_Task to complete_: In the entries below, find the lines with the word "placeholder" and copy them.

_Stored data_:
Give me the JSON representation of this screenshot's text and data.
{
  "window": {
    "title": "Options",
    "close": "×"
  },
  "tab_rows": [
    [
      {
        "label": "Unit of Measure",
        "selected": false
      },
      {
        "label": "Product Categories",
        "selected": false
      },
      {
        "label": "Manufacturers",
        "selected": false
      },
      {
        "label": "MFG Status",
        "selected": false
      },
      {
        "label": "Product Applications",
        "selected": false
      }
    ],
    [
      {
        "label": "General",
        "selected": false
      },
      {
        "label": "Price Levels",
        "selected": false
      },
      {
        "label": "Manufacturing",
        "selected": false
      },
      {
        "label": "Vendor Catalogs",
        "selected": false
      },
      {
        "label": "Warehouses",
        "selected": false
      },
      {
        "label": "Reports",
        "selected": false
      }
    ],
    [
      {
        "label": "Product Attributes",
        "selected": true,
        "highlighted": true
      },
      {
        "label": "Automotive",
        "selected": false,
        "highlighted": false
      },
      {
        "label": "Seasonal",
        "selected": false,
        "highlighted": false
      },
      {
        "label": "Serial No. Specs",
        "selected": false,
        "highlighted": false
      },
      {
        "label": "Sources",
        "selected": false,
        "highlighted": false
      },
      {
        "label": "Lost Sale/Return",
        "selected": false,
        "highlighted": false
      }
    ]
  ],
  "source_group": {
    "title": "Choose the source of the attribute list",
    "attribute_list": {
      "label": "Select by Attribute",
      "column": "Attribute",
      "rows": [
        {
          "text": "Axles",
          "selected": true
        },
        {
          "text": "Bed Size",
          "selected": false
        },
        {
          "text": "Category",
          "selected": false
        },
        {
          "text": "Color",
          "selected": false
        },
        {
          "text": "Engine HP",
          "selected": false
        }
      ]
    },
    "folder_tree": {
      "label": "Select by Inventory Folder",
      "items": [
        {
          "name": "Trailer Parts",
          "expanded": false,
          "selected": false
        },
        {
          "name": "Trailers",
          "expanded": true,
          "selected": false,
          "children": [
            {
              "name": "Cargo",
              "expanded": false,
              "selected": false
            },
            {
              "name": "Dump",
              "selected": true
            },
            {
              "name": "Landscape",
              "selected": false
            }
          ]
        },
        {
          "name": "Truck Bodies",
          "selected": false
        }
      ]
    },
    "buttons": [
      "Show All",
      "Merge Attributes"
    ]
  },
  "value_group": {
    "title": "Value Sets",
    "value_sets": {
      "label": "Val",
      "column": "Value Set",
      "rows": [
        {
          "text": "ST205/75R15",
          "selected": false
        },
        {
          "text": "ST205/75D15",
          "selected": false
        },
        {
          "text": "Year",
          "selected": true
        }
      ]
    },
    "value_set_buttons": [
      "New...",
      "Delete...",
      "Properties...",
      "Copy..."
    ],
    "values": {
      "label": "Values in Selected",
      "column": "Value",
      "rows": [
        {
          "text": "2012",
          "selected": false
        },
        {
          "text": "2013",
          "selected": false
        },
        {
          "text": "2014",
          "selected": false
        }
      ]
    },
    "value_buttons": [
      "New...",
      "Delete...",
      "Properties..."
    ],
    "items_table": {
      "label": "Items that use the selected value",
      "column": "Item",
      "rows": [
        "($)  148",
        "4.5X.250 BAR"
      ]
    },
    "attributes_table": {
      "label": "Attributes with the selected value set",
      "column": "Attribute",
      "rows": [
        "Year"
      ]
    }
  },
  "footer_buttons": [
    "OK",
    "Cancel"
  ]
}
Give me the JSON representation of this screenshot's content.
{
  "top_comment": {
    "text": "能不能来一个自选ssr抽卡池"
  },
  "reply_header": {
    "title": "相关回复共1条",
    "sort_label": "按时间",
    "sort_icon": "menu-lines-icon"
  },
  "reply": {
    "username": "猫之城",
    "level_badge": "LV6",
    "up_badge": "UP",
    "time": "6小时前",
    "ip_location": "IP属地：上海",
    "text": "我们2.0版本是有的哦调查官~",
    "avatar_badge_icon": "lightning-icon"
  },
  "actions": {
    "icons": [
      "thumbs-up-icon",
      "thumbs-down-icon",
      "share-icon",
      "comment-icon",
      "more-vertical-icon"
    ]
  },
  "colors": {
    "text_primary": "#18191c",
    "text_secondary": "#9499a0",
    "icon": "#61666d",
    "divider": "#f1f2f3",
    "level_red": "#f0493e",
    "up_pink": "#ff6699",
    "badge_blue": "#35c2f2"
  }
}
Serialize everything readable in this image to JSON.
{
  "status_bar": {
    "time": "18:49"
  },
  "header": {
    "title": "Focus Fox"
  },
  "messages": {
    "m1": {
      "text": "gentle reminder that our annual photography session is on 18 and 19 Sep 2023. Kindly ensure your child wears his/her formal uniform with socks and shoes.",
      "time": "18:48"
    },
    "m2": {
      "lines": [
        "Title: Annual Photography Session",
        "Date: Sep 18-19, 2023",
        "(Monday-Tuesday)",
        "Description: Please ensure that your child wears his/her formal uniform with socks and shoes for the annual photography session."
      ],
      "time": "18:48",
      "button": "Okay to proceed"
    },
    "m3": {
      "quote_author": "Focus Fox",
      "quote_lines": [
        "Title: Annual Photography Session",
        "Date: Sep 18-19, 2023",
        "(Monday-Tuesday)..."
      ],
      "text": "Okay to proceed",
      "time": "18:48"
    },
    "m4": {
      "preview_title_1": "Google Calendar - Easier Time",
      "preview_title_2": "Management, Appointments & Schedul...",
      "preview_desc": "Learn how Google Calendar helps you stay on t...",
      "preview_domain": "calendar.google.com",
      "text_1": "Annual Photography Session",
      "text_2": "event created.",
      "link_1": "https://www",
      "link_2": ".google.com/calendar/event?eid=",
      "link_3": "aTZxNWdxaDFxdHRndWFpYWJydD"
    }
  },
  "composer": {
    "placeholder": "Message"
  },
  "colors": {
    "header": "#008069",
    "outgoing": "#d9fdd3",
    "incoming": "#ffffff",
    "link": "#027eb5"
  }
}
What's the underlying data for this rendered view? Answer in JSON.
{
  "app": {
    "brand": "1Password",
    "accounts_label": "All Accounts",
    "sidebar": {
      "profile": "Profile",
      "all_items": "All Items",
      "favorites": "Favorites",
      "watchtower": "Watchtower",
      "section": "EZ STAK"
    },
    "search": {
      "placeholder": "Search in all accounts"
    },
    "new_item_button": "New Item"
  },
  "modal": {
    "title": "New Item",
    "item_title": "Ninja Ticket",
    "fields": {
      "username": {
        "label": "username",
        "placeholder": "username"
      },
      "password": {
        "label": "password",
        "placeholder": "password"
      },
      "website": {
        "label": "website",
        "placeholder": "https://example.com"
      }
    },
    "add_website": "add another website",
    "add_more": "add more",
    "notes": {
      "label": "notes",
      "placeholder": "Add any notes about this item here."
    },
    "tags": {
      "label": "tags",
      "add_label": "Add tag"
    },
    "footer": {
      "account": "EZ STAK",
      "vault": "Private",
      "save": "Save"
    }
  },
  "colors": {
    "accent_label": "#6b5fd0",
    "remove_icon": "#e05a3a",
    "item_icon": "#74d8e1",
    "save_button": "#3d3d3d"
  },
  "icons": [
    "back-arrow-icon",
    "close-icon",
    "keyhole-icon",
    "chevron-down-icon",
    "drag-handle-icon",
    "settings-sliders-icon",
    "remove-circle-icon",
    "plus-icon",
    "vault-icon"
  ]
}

_Response for this exercise_:
    "placeholder": "Message"
      "placeholder": "Search in all accounts"
        "placeholder": "username"
        "placeholder": "password"
        "placeholder": "https://example.com"
      "placeholder": "Add any notes about this item here."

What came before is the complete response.